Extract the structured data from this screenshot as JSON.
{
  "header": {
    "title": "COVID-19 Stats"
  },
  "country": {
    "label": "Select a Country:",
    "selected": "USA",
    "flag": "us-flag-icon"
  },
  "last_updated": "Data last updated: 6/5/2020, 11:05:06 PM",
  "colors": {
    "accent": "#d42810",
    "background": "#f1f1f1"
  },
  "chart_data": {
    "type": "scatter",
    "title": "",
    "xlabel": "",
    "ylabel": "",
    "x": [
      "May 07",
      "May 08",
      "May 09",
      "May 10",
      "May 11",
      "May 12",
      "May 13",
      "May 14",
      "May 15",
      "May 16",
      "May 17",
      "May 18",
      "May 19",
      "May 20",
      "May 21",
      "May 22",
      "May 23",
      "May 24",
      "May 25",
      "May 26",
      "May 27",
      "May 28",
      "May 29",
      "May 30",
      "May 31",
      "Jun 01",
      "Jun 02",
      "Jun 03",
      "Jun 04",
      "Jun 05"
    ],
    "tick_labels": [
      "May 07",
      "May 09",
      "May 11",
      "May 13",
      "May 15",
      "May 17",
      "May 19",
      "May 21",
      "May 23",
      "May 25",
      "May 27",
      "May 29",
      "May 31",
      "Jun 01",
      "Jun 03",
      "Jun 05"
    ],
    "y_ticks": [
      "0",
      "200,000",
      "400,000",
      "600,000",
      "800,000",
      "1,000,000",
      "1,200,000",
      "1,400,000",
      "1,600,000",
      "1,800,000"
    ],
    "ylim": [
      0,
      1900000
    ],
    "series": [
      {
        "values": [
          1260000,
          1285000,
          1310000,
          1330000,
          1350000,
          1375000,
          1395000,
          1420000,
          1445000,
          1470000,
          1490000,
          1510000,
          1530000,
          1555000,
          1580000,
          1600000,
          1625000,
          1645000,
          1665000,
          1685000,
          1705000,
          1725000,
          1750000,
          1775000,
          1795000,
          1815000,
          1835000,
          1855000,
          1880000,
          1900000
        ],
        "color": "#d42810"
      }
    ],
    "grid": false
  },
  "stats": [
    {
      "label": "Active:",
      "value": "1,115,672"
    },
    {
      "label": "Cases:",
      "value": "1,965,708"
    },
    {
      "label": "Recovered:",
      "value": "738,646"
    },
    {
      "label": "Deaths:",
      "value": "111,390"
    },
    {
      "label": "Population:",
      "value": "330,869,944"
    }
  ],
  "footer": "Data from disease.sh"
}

### [Exercise description]
Return all of the entries word for word.

### [Reply to the exercise]
Extract the structured data from this screenshot as JSON.
{
  "header": {
    "title": "COVID-19 Stats"
  },
  "country": {
    "label": "Select a Country:",
    "selected": "USA",
    "flag": "us-flag-icon"
  },
  "last_updated": "Data last updated: 6/5/2020, 11:05:06 PM",
  "colors": {
    "accent": "#d42810",
    "background": "#f1f1f1"
  },
  "chart_data": {
    "type": "scatter",
    "title": "",
    "xlabel": "",
    "ylabel": "",
    "x": [
      "May 07",
      "May 08",
      "May 09",
      "May 10",
      "May 11",
      "May 12",
      "May 13",
      "May 14",
      "May 15",
      "May 16",
      "May 17",
      "May 18",
      "May 19",
      "May 20",
      "May 21",
      "May 22",
      "May 23",
      "May 24",
      "May 25",
      "May 26",
      "May 27",
      "May 28",
      "May 29",
      "May 30",
      "May 31",
      "Jun 01",
      "Jun 02",
      "Jun 03",
      "Jun 04",
      "Jun 05"
    ],
    "tick_labels": [
      "May 07",
      "May 09",
      "May 11",
      "May 13",
      "May 15",
      "May 17",
      "May 19",
      "May 21",
      "May 23",
      "May 25",
      "May 27",
      "May 29",
      "May 31",
      "Jun 01",
      "Jun 03",
      "Jun 05"
    ],
    "y_ticks": [
      "0",
      "200,000",
      "400,000",
      "600,000",
      "800,000",
      "1,000,000",
      "1,200,000",
      "1,400,000",
      "1,600,000",
      "1,800,000"
    ],
    "ylim": [
      0,
      1900000
    ],
    "series": [
      {
        "values": [
          1260000,
          1285000,
          1310000,
          1330000,
          1350000,
          1375000,
          1395000,
          1420000,
          1445000,
          1470000,
          1490000,
          1510000,
          1530000,
          1555000,
          1580000,
          1600000,
          1625000,
          1645000,
          1665000,
          1685000,
          1705000,
          1725000,
          1750000,
          1775000,
          1795000,
          1815000,
          1835000,
          1855000,
          1880000,
          1900000
        ],
        "color": "#d42810"
      }
    ],
    "grid": false
  },
  "stats": [
    {
      "label": "Active:",
      "value": "1,115,672"
    },
    {
      "label": "Cases:",
      "value": "1,965,708"
    },
    {
      "label": "Recovered:",
      "value": "738,646"
    },
    {
      "label": "Deaths:",
      "value": "111,390"
    },
    {
      "label": "Population:",
      "value": "330,869,944"
    }
  ],
  "footer": "Data from disease.sh"
}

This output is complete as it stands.